- _Set task_
Repeat each record exactly. Any picture gets left out.

- _Supplied material_
——————————

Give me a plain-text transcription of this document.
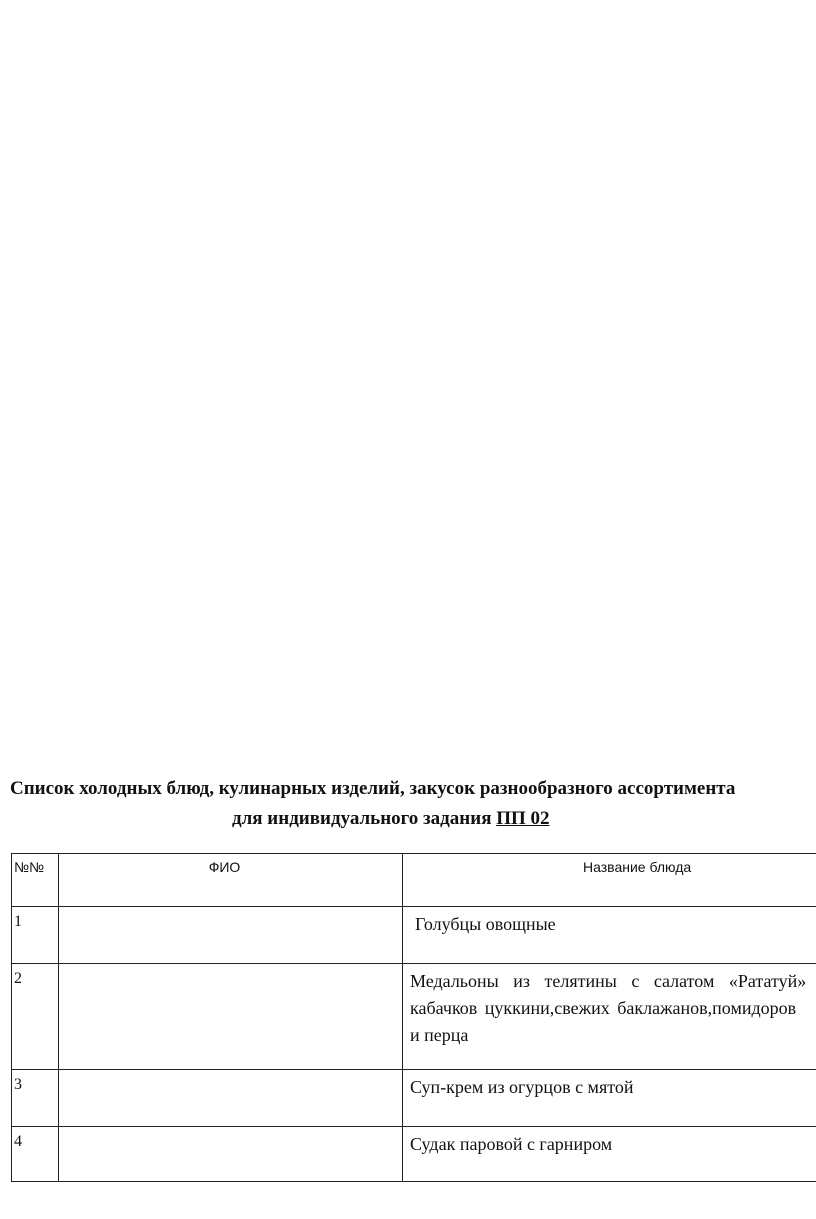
Список холодных блюд, кулинарных изделий, закусок разнообразного ассортимента
для индивидуального задания ПП 02
№№	ФИО	Название блюда

1		Голубцы овощные

2		Медальоны из телятины с салатом «Рататуй»
кабачков цуккини,свежих баклажанов,помидоров
и перца

3		Суп-крем из огурцов с мятой

4		Судак паровой с гарниром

——————————

- _Exercise response_
Give me a plain-text transcription of this document.
Список холодных блюд, кулинарных изделий, закусок разнообразного ассортимента
для индивидуального задания ПП 02
№№	ФИО	Название блюда

1		Голубцы овощные

2		Медальоны из телятины с салатом «Рататуй»
кабачков цуккини,свежих баклажанов,помидоров
и перца

3		Суп-крем из огурцов с мятой

4		Судак паровой с гарниром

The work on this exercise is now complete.